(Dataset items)
::::::::

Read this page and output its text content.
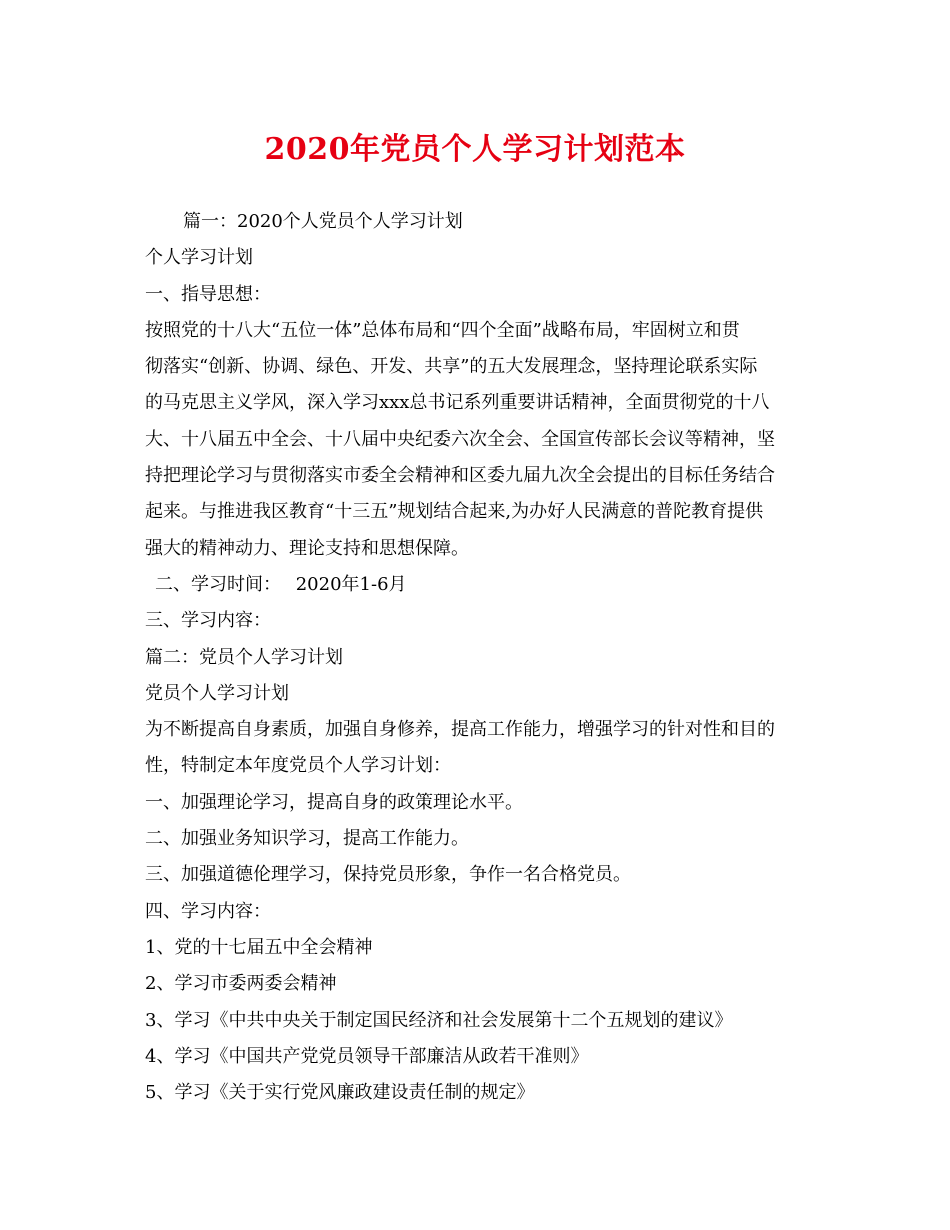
2020年党员个人学习计划范本
篇一：2020个人党员个人学习计划
个人学习计划
一、指导思想：
按照党的十八大“五位一体”总体布局和“四个全面”战略布局，牢固树立和贯
彻落实“创新、协调、绿色、开发、共享”的五大发展理念，坚持理论联系实际
的马克思主义学风，深入学习xxx总书记系列重要讲话精神，全面贯彻党的十八
大、十八届五中全会、十八届中央纪委六次全会、全国宣传部长会议等精神，坚
持把理论学习与贯彻落实市委全会精神和区委九届九次全会提出的目标任务结合
起来。与推进我区教育“十三五”规划结合起来,为办好人民满意的普陀教育提供
强大的精神动力、理论支持和思想保障。
二、学习时间：　 2020年1-6月
三、学习内容：
篇二：党员个人学习计划
党员个人学习计划
为不断提高自身素质，加强自身修养，提高工作能力，增强学习的针对性和目的
性，特制定本年度党员个人学习计划：
一、加强理论学习，提高自身的政策理论水平。
二、加强业务知识学习，提高工作能力。
三、加强道德伦理学习，保持党员形象，争作一名合格党员。
四、学习内容：
1、党的十七届五中全会精神
2、学习市委两委会精神
3、学习《中共中央关于制定国民经济和社会发展第十二个五规划的建议》
4、学习《中国共产党党员领导干部廉洁从政若干准则》
5、学习《关于实行党风廉政建设责任制的规定》
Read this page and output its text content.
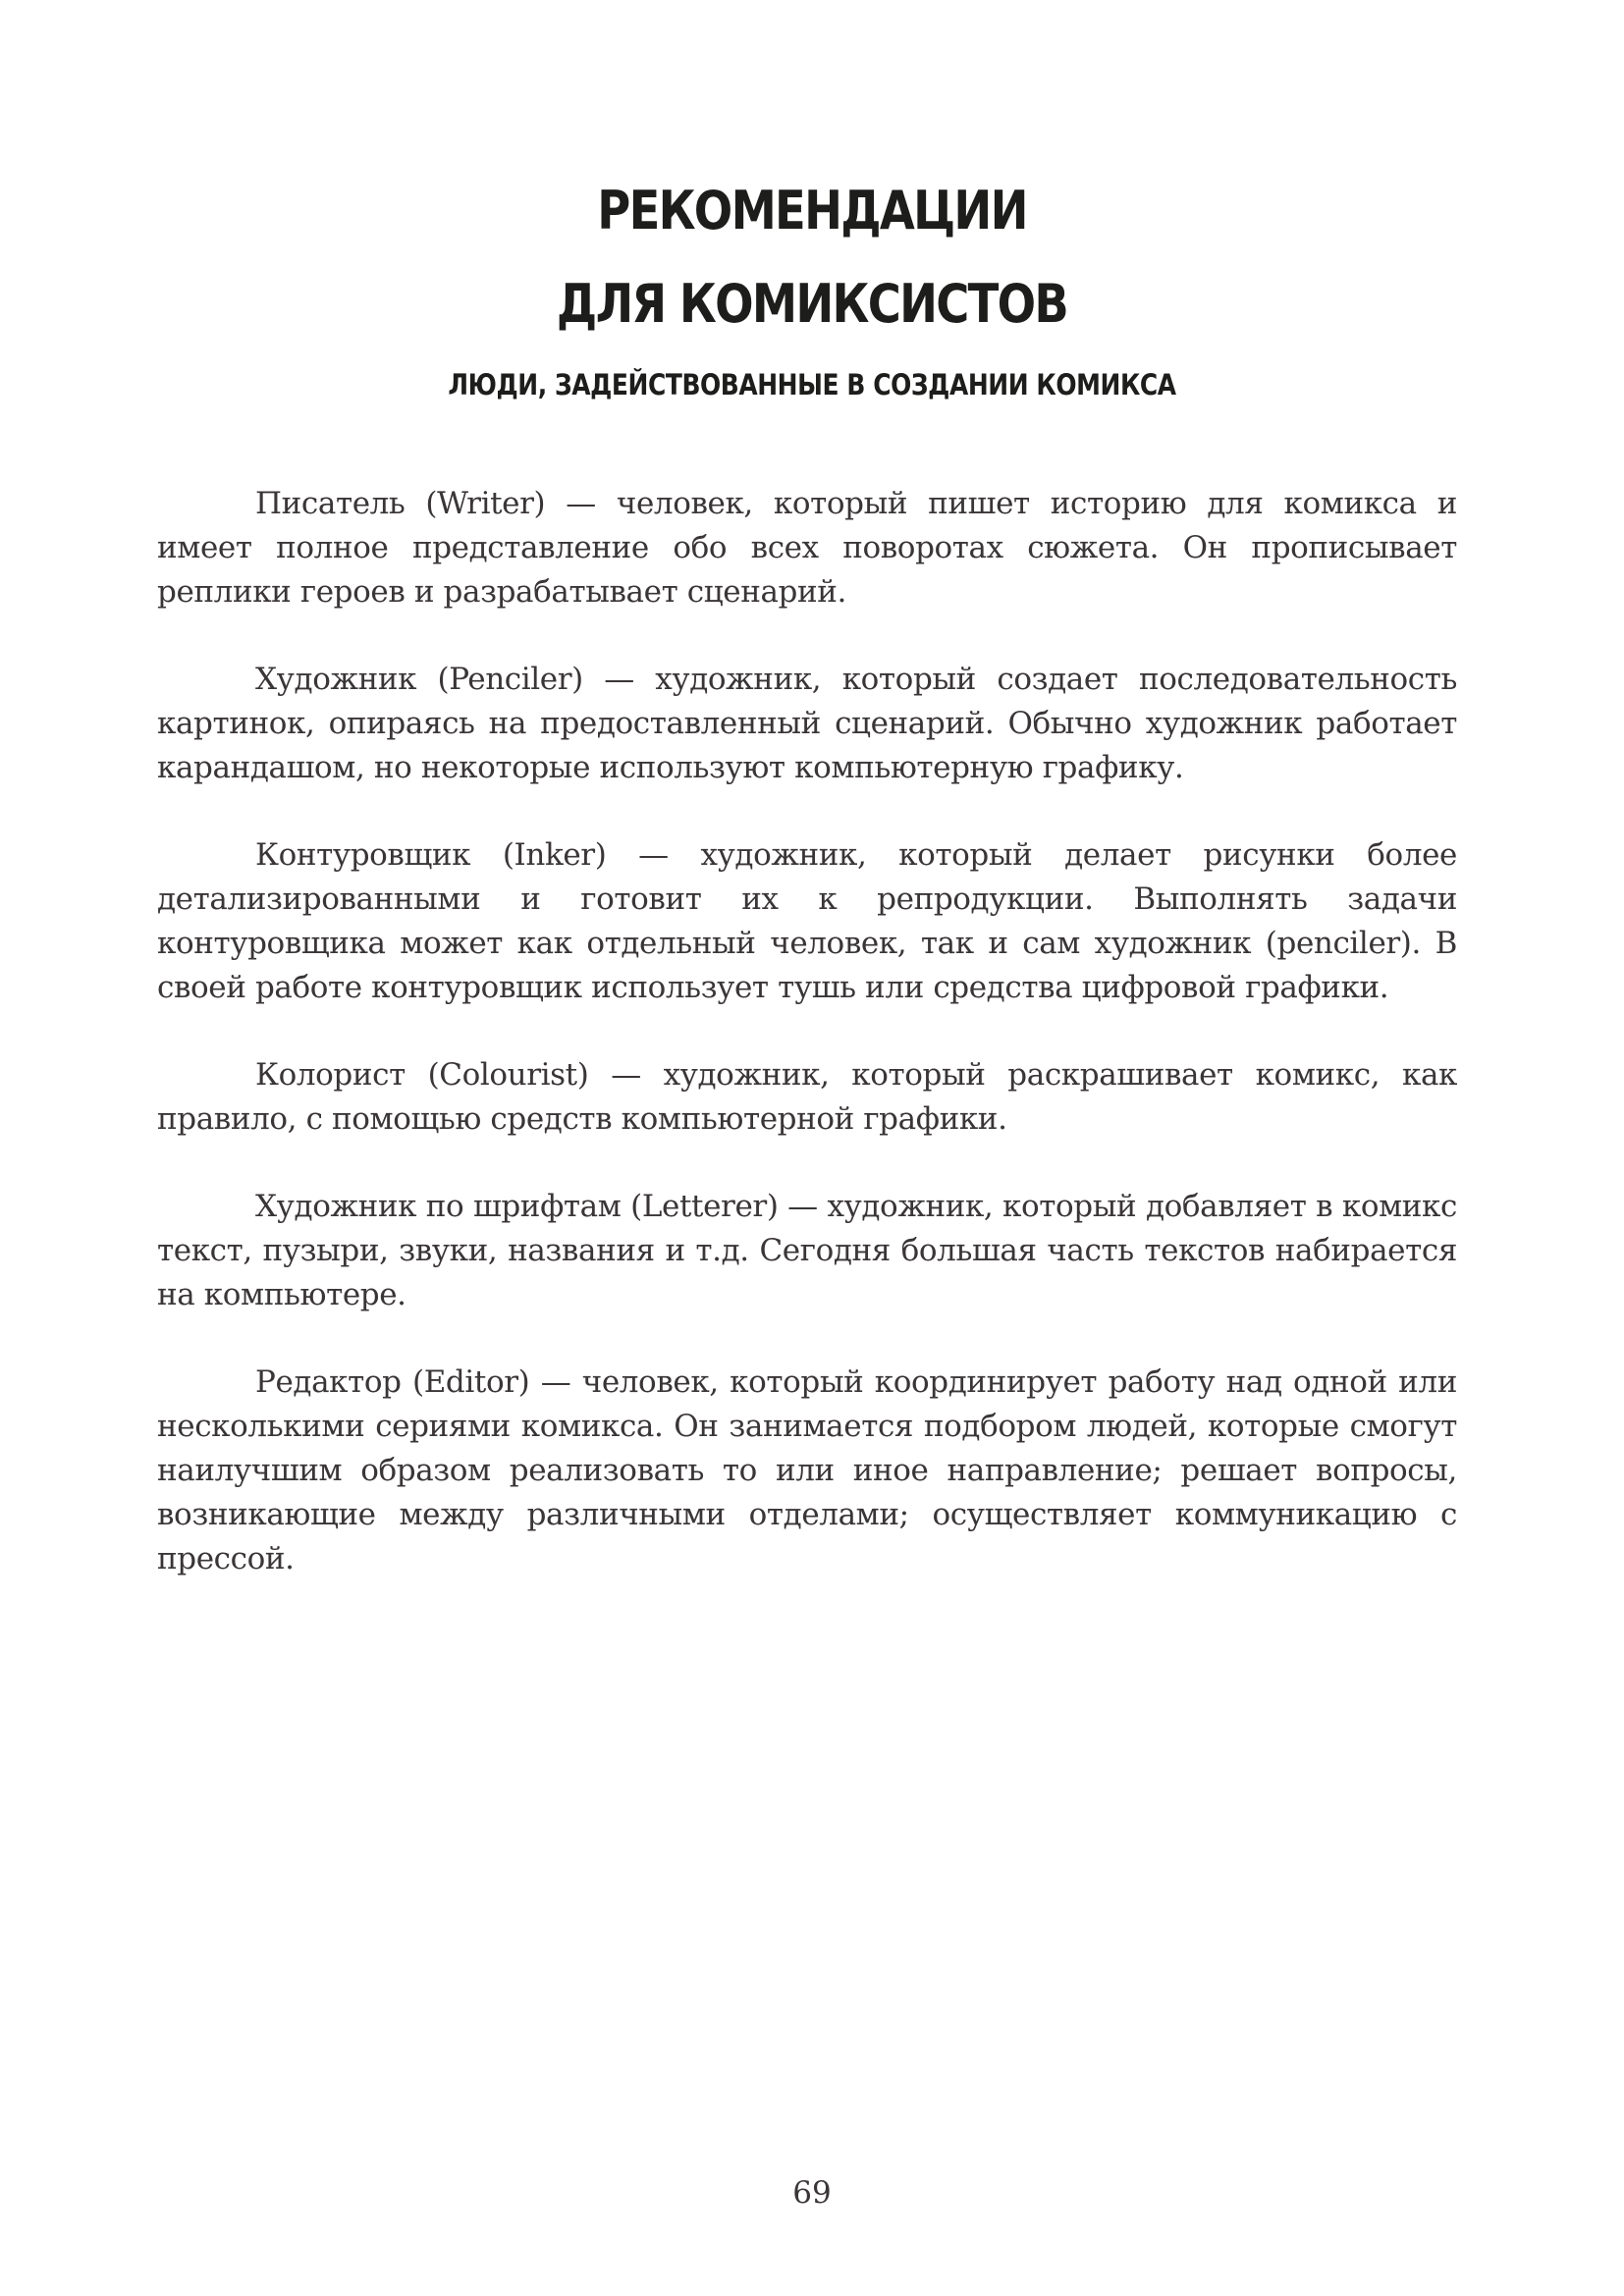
РЕКОМЕНДАЦИИ
ДЛЯ КОМИКСИСТОВ
ЛЮДИ, ЗАДЕЙСТВОВАННЫЕ В СОЗДАНИИ КОМИКСА

Писатель (Writer) — человек, который пишет историю для комикса и имеет полное представление обо всех поворотах сюжета. Он прописывает реплики героев и разрабатывает сценарий.

Художник (Penciler) — художник, который создает последовательность картинок, опираясь на предоставленный сценарий. Обычно художник работает карандашом, но некоторые используют компьютерную графику.

Контуровщик (Inker) — художник, который делает рисунки более детализированными и готовит их к репродукции. Выполнять задачи контуровщика может как отдельный человек, так и сам художник (penciler). В своей работе контуровщик использует тушь или средства цифровой графики.

Колорист (Colourist) — художник, который раскрашивает комикс, как правило, с помощью средств компьютерной графики.

Художник по шрифтам (Letterer) — художник, который добавляет в комикс текст, пузыри, звуки, названия и т.д. Сегодня большая часть текстов набирается на компьютере.

Редактор (Editor) — человек, который координирует работу над одной или несколькими сериями комикса. Он занимается подбором людей, которые смогут наилучшим образом реализовать то или иное направление; решает вопросы, возникающие между различными отделами; осуществляет коммуникацию с прессой.

69
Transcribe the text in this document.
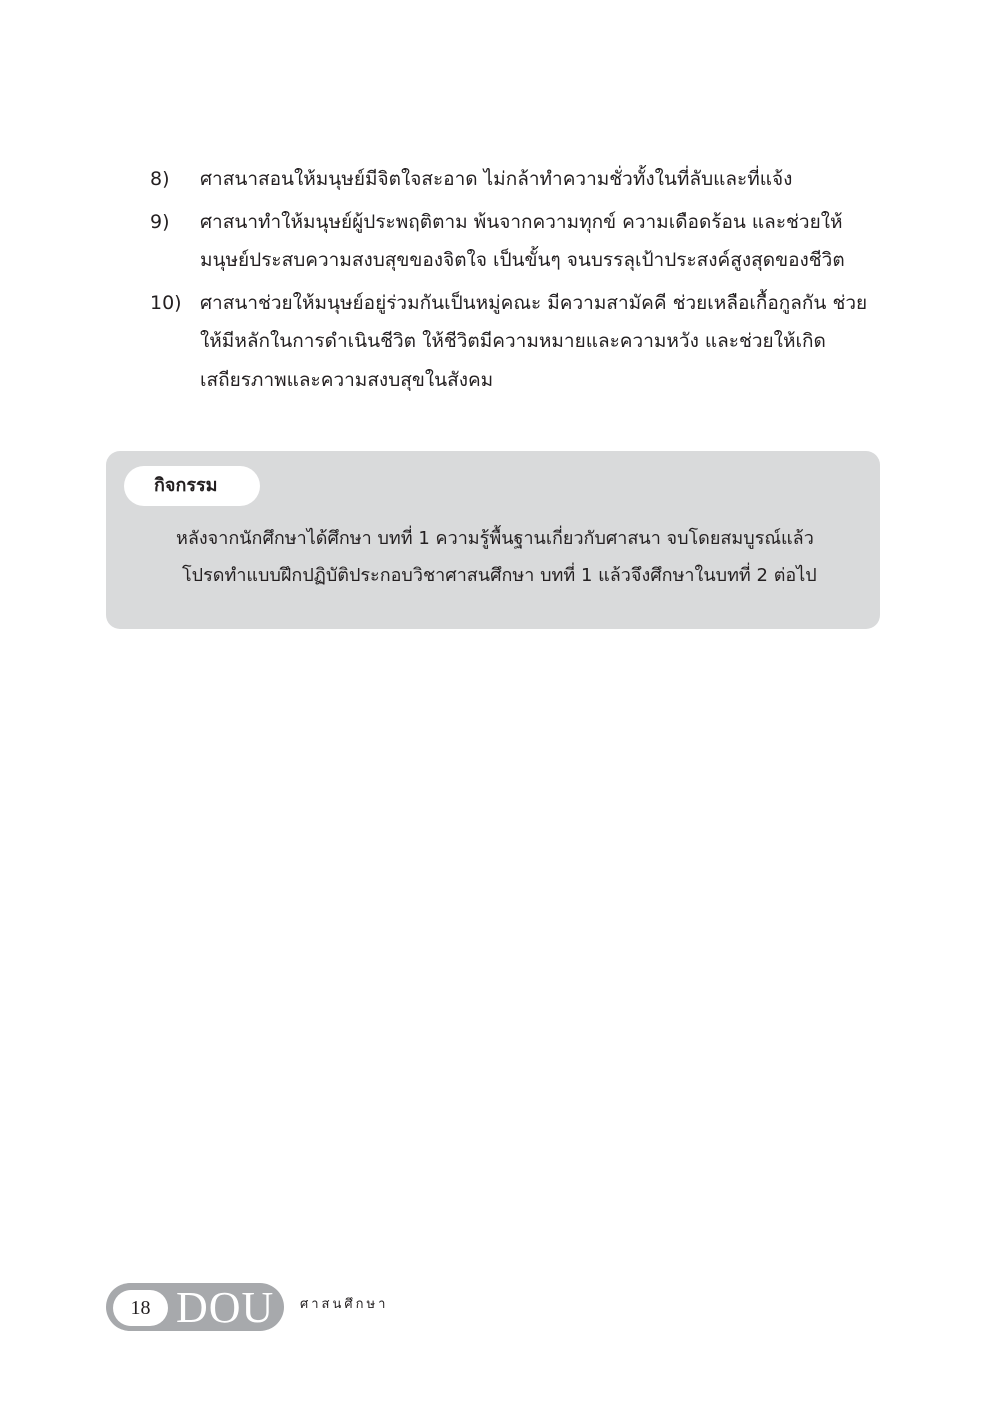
8)	ศาสนาสอนให้มนุษย์มีจิตใจสะอาด ไม่กล้าทำความชั่วทั้งในที่ลับและที่แจ้ง
9)	ศาสนาทำให้มนุษย์ผู้ประพฤติตาม พ้นจากความทุกข์ ความเดือดร้อน และช่วยให้
มนุษย์ประสบความสงบสุขของจิตใจ เป็นขั้นๆ จนบรรลุเป้าประสงค์สูงสุดของชีวิต
10) ศาสนาช่วยให้มนุษย์อยู่ร่วมกันเป็นหมู่คณะ มีความสามัคคี ช่วยเหลือเกื้อกูลกัน ช่วย
ให้มีหลักในการดำเนินชีวิต ให้ชีวิตมีความหมายและความหวัง และช่วยให้เกิด
เสถียรภาพและความสงบสุขในสังคม
กิจกรรม
หลังจากนักศึกษาได้ศึกษา บทที่ 1 ความรู้พื้นฐานเกี่ยวกับศาสนา จบโดยสมบูรณ์แล้ว
โปรดทำแบบฝึกปฏิบัติประกอบวิชาศาสนศึกษา บทที่ 1 แล้วจึงศึกษาในบทที่ 2 ต่อไป
18 DOU ศาสนศึกษา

::::::::

Exercise requirements → The material above holds pictures; copy everything else in it exactly.

Task answer →
Read this page and output its text content.
2020年党员个人学习计划范本
篇一：2020个人党员个人学习计划
个人学习计划
一、指导思想：
按照党的十八大“五位一体”总体布局和“四个全面”战略布局，牢固树立和贯
彻落实“创新、协调、绿色、开发、共享”的五大发展理念，坚持理论联系实际
的马克思主义学风，深入学习xxx总书记系列重要讲话精神，全面贯彻党的十八
大、十八届五中全会、十八届中央纪委六次全会、全国宣传部长会议等精神，坚
持把理论学习与贯彻落实市委全会精神和区委九届九次全会提出的目标任务结合
起来。与推进我区教育“十三五”规划结合起来,为办好人民满意的普陀教育提供
强大的精神动力、理论支持和思想保障。
二、学习时间：　 2020年1-6月
三、学习内容：
篇二：党员个人学习计划
党员个人学习计划
为不断提高自身素质，加强自身修养，提高工作能力，增强学习的针对性和目的
性，特制定本年度党员个人学习计划：
一、加强理论学习，提高自身的政策理论水平。
二、加强业务知识学习，提高工作能力。
三、加强道德伦理学习，保持党员形象，争作一名合格党员。
四、学习内容：
1、党的十七届五中全会精神
2、学习市委两委会精神
3、学习《中共中央关于制定国民经济和社会发展第十二个五规划的建议》
4、学习《中国共产党党员领导干部廉洁从政若干准则》
5、学习《关于实行党风廉政建设责任制的规定》
Read this page and output its text content.
РЕКОМЕНДАЦИИ
ДЛЯ КОМИКСИСТОВ
ЛЮДИ, ЗАДЕЙСТВОВАННЫЕ В СОЗДАНИИ КОМИКСА

Писатель (Writer) — человек, который пишет историю для комикса и имеет полное представление обо всех поворотах сюжета. Он прописывает реплики героев и разрабатывает сценарий.

Художник (Penciler) — художник, который создает последовательность картинок, опираясь на предоставленный сценарий. Обычно художник работает карандашом, но некоторые используют компьютерную графику.

Контуровщик (Inker) — художник, который делает рисунки более детализированными и готовит их к репродукции. Выполнять задачи контуровщика может как отдельный человек, так и сам художник (penciler). В своей работе контуровщик использует тушь или средства цифровой графики.

Колорист (Colourist) — художник, который раскрашивает комикс, как правило, с помощью средств компьютерной графики.

Художник по шрифтам (Letterer) — художник, который добавляет в комикс текст, пузыри, звуки, названия и т.д. Сегодня большая часть текстов набирается на компьютере.

Редактор (Editor) — человек, который координирует работу над одной или несколькими сериями комикса. Он занимается подбором людей, которые смогут наилучшим образом реализовать то или иное направление; решает вопросы, возникающие между различными отделами; осуществляет коммуникацию с прессой.

69
Transcribe the text in this document.
8)	ศาสนาสอนให้มนุษย์มีจิตใจสะอาด ไม่กล้าทำความชั่วทั้งในที่ลับและที่แจ้ง
9)	ศาสนาทำให้มนุษย์ผู้ประพฤติตาม พ้นจากความทุกข์ ความเดือดร้อน และช่วยให้
มนุษย์ประสบความสงบสุขของจิตใจ เป็นขั้นๆ จนบรรลุเป้าประสงค์สูงสุดของชีวิต
10) ศาสนาช่วยให้มนุษย์อยู่ร่วมกันเป็นหมู่คณะ มีความสามัคคี ช่วยเหลือเกื้อกูลกัน ช่วย
ให้มีหลักในการดำเนินชีวิต ให้ชีวิตมีความหมายและความหวัง และช่วยให้เกิด
เสถียรภาพและความสงบสุขในสังคม
กิจกรรม
หลังจากนักศึกษาได้ศึกษา บทที่ 1 ความรู้พื้นฐานเกี่ยวกับศาสนา จบโดยสมบูรณ์แล้ว
โปรดทำแบบฝึกปฏิบัติประกอบวิชาศาสนศึกษา บทที่ 1 แล้วจึงศึกษาในบทที่ 2 ต่อไป
18 DOU ศาสนศึกษา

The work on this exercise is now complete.